START EXCERPTED TEXT

The information used to estimate the likelihood and impact of risk are mentioned below:

  • Past experience, data and records
  • Reliable practises, international standards and guidelines
  • Market research and analysis
  • Experiments and prototypes
  • Economic engineering and other models
  • specialist and expert advice.

The analysis technique for risk management can be classified as,

Qualitative Analysis

Here magnitude and likelihood of potential consequences are presented and described in detail. An initial assessment to identify risk will be followed by further detail analysis. Here all non tangible aspects  of risk are considered. Reputation, culture Image all comes in that.It's relevant where there is lack of adequate information and numerical data.

Semi-quantitative Analysis

Here we assigns some values to the scales used in qualitative analysis method.These values are usually indicates and real.

Quantitative Analysis

Here numeric values are assigned to both impact and likelihood.

Risk is identified in 2 dimensions The impact and probability of the risk need to be assessed. It's rated in a scale of 1-4.
           
Medium
Critical
Low
High

If the probability is high and the impact is low it's considered as medium risk. But if the impact is high and probability is low it should be considered with high priority.

Risk Evaluation

At this Phase we compare the levels of risk found during risk an analysis processed and decide whether these risk requires treatment. After this we prioritise the list of risks which require further action.

END EXCERPTED TEXT

EXERCISE DIRECTIONS - Please retype the stretch of the risk analysis text from "Here we assigns" through "with high priority.", keeping every word and mark unchanged.

START DATA EXTRACTS

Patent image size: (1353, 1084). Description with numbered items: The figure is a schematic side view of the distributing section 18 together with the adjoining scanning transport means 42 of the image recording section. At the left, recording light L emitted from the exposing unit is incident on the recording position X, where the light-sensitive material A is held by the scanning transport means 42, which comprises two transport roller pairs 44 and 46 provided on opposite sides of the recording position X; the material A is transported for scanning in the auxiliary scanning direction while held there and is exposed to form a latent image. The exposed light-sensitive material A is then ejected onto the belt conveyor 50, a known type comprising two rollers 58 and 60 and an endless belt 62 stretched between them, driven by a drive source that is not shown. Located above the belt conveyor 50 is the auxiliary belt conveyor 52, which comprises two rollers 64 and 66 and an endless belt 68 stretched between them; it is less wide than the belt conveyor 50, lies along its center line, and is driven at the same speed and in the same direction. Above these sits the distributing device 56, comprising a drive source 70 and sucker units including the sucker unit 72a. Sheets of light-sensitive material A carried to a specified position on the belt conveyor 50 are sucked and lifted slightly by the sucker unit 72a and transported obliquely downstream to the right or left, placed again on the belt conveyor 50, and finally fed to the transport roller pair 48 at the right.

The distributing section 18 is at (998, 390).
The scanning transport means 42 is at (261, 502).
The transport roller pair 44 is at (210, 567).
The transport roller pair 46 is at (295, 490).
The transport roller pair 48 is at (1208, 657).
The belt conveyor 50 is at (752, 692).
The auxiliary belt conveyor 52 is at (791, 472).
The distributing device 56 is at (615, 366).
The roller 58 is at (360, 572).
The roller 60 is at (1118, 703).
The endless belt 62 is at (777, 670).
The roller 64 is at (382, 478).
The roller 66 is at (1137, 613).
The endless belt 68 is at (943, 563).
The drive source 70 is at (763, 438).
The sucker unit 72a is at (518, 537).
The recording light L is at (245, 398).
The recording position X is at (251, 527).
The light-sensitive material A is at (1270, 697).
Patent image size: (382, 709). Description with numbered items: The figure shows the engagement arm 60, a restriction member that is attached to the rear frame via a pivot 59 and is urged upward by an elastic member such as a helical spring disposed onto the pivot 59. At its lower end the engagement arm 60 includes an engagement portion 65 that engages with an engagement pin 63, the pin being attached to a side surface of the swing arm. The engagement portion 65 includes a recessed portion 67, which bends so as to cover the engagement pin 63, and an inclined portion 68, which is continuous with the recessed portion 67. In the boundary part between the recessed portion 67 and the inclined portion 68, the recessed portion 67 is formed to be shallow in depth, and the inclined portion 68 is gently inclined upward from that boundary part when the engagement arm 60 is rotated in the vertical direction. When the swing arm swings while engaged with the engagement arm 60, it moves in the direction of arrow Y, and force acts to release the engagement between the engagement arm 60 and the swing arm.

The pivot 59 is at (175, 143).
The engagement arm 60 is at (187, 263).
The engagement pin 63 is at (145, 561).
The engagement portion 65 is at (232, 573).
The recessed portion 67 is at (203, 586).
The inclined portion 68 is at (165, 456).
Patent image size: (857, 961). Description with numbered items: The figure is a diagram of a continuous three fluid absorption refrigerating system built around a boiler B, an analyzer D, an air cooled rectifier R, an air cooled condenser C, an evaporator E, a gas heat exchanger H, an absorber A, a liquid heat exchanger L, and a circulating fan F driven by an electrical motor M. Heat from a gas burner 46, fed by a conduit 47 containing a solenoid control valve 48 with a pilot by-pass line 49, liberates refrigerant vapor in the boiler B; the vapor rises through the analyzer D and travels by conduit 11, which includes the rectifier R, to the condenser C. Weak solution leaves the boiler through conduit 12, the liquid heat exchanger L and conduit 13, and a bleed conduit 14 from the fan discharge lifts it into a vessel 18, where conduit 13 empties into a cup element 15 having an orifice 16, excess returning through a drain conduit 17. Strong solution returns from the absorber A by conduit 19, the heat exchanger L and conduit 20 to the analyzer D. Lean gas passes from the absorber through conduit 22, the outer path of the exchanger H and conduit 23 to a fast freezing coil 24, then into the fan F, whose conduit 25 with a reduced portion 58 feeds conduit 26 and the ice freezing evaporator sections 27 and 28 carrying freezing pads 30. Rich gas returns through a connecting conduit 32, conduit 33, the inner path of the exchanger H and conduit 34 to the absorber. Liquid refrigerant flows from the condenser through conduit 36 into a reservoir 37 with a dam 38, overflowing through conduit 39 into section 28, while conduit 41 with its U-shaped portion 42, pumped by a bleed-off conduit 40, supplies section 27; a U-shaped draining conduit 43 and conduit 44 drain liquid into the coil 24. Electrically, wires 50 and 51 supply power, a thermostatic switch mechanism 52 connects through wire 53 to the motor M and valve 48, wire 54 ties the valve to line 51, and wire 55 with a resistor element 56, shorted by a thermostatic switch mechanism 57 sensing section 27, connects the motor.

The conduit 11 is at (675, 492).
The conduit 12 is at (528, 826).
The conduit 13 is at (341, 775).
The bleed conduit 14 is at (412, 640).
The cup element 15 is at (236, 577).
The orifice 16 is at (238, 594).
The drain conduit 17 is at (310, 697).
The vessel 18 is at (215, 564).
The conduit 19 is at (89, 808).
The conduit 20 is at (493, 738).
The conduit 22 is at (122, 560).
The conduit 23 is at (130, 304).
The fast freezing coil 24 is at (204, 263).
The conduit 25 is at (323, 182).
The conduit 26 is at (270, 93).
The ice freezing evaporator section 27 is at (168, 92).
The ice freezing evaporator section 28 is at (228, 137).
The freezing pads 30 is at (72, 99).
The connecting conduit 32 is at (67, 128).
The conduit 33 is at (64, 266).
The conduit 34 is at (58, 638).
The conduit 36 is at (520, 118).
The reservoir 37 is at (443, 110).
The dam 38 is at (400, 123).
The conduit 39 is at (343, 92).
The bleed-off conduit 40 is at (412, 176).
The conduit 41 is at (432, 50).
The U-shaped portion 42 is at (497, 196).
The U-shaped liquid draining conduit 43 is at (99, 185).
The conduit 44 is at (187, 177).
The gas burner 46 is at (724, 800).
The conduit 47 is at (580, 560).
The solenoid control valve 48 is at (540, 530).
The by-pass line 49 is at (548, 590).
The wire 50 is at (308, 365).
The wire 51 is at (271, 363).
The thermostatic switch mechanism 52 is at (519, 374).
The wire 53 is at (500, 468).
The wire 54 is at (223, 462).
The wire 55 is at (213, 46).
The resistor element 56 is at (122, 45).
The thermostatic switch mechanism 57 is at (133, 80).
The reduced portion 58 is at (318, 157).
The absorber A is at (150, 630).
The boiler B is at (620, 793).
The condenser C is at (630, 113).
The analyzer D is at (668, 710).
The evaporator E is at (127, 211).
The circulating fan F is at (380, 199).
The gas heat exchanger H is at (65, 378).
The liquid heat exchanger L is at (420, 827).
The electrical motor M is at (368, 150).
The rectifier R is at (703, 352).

END DATA EXTRACTS

ANSWER FOR THE TASK -
Here we assigns some values to the scales used in qualitative analysis method.These values are usually indicates and real.

Quantitative Analysis

Here numeric values are assigned to both impact and likelihood.

Risk is identified in 2 dimensions The impact and probability of the risk need to be assessed. It's rated in a scale of 1-4.
           
Medium
Critical
Low
High

If the probability is high and the impact is low it's considered as medium risk. But if the impact is high and probability is low it should be considered with high priority.